- _The request_: Take every line from the listing below that includes "JSON" and copy it.
□ □ □
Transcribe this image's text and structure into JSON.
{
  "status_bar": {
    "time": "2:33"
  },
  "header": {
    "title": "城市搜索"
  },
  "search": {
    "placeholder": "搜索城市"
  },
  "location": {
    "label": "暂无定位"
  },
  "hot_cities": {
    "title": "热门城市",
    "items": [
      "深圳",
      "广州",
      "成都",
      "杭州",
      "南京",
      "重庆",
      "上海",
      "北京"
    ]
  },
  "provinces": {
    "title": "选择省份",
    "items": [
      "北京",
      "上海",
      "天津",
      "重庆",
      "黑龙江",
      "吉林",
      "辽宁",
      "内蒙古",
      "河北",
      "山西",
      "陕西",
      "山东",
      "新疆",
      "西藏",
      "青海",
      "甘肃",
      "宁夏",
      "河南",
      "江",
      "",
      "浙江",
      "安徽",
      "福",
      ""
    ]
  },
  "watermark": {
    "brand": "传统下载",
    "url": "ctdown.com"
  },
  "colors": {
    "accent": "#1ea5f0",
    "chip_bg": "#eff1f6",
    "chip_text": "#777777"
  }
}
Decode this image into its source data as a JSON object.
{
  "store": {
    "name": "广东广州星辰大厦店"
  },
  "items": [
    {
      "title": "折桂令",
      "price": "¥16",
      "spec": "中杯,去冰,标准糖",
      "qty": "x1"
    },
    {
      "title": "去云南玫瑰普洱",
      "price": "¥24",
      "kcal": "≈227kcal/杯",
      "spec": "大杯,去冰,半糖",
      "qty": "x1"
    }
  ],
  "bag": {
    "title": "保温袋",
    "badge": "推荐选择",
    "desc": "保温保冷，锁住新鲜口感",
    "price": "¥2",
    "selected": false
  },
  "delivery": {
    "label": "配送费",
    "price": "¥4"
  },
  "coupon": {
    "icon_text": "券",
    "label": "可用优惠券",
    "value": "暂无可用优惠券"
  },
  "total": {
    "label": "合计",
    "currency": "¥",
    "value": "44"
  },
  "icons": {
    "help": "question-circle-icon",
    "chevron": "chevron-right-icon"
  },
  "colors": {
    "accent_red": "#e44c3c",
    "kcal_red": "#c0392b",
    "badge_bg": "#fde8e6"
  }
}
□ □ □
- _Exercise output_:
Transcribe this image's text and structure into JSON.
Decode this image into its source data as a JSON object.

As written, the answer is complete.